SHORT PROBLEM> Extract all of the data and reproduce it precisely.
>> Begin PROVIDED RECORDS
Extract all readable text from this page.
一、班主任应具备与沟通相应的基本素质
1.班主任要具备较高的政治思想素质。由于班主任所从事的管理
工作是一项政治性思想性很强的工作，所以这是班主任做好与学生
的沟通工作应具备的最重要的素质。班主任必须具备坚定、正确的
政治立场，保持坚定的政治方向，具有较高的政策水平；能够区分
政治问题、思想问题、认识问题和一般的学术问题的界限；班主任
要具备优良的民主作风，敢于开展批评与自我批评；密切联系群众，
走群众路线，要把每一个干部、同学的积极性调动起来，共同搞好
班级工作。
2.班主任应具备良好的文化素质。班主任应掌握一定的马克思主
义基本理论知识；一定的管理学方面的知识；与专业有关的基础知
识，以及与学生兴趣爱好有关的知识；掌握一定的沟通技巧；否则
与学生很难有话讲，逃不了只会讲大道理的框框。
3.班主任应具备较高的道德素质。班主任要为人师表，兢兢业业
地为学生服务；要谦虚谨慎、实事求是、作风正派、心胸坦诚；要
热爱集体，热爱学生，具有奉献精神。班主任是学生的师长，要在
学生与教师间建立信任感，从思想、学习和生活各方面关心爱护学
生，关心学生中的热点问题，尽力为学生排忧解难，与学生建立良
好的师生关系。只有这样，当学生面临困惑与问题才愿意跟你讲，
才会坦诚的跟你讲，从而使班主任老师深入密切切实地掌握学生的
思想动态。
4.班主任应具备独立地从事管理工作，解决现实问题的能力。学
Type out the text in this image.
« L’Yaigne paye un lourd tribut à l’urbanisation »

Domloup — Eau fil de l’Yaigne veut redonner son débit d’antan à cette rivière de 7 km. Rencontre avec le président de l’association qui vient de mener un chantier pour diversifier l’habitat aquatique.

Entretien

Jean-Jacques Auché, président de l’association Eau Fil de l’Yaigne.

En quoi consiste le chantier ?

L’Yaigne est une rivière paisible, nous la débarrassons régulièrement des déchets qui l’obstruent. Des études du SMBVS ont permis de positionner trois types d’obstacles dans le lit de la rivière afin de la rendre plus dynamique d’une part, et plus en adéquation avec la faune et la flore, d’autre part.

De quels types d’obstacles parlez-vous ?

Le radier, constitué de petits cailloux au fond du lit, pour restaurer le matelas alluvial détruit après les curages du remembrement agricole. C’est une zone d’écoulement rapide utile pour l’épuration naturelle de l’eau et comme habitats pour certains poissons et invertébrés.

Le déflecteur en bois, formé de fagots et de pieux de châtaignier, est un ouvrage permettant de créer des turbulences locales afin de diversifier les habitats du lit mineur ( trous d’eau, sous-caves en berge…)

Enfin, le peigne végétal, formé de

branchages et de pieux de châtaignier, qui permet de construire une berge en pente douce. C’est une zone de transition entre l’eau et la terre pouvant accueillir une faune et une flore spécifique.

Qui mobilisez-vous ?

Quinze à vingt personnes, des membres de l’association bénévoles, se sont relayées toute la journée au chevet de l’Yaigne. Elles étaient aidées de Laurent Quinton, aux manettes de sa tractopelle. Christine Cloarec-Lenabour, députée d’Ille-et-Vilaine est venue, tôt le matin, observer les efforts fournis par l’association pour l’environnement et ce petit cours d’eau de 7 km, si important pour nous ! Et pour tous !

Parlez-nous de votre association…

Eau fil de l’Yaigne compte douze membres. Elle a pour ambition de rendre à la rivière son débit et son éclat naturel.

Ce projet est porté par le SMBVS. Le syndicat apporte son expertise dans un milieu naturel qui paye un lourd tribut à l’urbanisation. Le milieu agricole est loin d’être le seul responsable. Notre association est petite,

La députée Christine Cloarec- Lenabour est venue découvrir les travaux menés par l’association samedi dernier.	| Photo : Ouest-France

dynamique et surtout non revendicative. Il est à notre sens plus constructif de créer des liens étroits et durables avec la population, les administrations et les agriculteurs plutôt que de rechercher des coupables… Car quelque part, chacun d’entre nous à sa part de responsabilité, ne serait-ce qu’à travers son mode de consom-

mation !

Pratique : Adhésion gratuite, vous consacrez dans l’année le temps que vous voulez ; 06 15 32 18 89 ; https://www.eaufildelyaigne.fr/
>> End PROVIDED RECORDS
WRITTEN SOLUTION>
Extract all readable text from this page.
一、班主任应具备与沟通相应的基本素质
1.班主任要具备较高的政治思想素质。由于班主任所从事的管理
工作是一项政治性思想性很强的工作，所以这是班主任做好与学生
的沟通工作应具备的最重要的素质。班主任必须具备坚定、正确的
政治立场，保持坚定的政治方向，具有较高的政策水平；能够区分
政治问题、思想问题、认识问题和一般的学术问题的界限；班主任
要具备优良的民主作风，敢于开展批评与自我批评；密切联系群众，
走群众路线，要把每一个干部、同学的积极性调动起来，共同搞好
班级工作。
2.班主任应具备良好的文化素质。班主任应掌握一定的马克思主
义基本理论知识；一定的管理学方面的知识；与专业有关的基础知
识，以及与学生兴趣爱好有关的知识；掌握一定的沟通技巧；否则
与学生很难有话讲，逃不了只会讲大道理的框框。
3.班主任应具备较高的道德素质。班主任要为人师表，兢兢业业
地为学生服务；要谦虚谨慎、实事求是、作风正派、心胸坦诚；要
热爱集体，热爱学生，具有奉献精神。班主任是学生的师长，要在
学生与教师间建立信任感，从思想、学习和生活各方面关心爱护学
生，关心学生中的热点问题，尽力为学生排忧解难，与学生建立良
好的师生关系。只有这样，当学生面临困惑与问题才愿意跟你讲，
才会坦诚的跟你讲，从而使班主任老师深入密切切实地掌握学生的
思想动态。
4.班主任应具备独立地从事管理工作，解决现实问题的能力。学
Type out the text in this image.
« L’Yaigne paye un lourd tribut à l’urbanisation »

Domloup — Eau fil de l’Yaigne veut redonner son débit d’antan à cette rivière de 7 km. Rencontre avec le président de l’association qui vient de mener un chantier pour diversifier l’habitat aquatique.

Entretien

Jean-Jacques Auché, président de l’association Eau Fil de l’Yaigne.

En quoi consiste le chantier ?

L’Yaigne est une rivière paisible, nous la débarrassons régulièrement des déchets qui l’obstruent. Des études du SMBVS ont permis de positionner trois types d’obstacles dans le lit de la rivière afin de la rendre plus dynamique d’une part, et plus en adéquation avec la faune et la flore, d’autre part.

De quels types d’obstacles parlez-vous ?

Le radier, constitué de petits cailloux au fond du lit, pour restaurer le matelas alluvial détruit après les curages du remembrement agricole. C’est une zone d’écoulement rapide utile pour l’épuration naturelle de l’eau et comme habitats pour certains poissons et invertébrés.

Le déflecteur en bois, formé de fagots et de pieux de châtaignier, est un ouvrage permettant de créer des turbulences locales afin de diversifier les habitats du lit mineur ( trous d’eau, sous-caves en berge…)

Enfin, le peigne végétal, formé de

branchages et de pieux de châtaignier, qui permet de construire une berge en pente douce. C’est une zone de transition entre l’eau et la terre pouvant accueillir une faune et une flore spécifique.

Qui mobilisez-vous ?

Quinze à vingt personnes, des membres de l’association bénévoles, se sont relayées toute la journée au chevet de l’Yaigne. Elles étaient aidées de Laurent Quinton, aux manettes de sa tractopelle. Christine Cloarec-Lenabour, députée d’Ille-et-Vilaine est venue, tôt le matin, observer les efforts fournis par l’association pour l’environnement et ce petit cours d’eau de 7 km, si important pour nous ! Et pour tous !

Parlez-nous de votre association…

Eau fil de l’Yaigne compte douze membres. Elle a pour ambition de rendre à la rivière son débit et son éclat naturel.

Ce projet est porté par le SMBVS. Le syndicat apporte son expertise dans un milieu naturel qui paye un lourd tribut à l’urbanisation. Le milieu agricole est loin d’être le seul responsable. Notre association est petite,

La députée Christine Cloarec- Lenabour est venue découvrir les travaux menés par l’association samedi dernier.	| Photo : Ouest-France

dynamique et surtout non revendicative. Il est à notre sens plus constructif de créer des liens étroits et durables avec la population, les administrations et les agriculteurs plutôt que de rechercher des coupables… Car quelque part, chacun d’entre nous à sa part de responsabilité, ne serait-ce qu’à travers son mode de consom-

mation !

Pratique : Adhésion gratuite, vous consacrez dans l’année le temps que vous voulez ; 06 15 32 18 89 ; https://www.eaufildelyaigne.fr/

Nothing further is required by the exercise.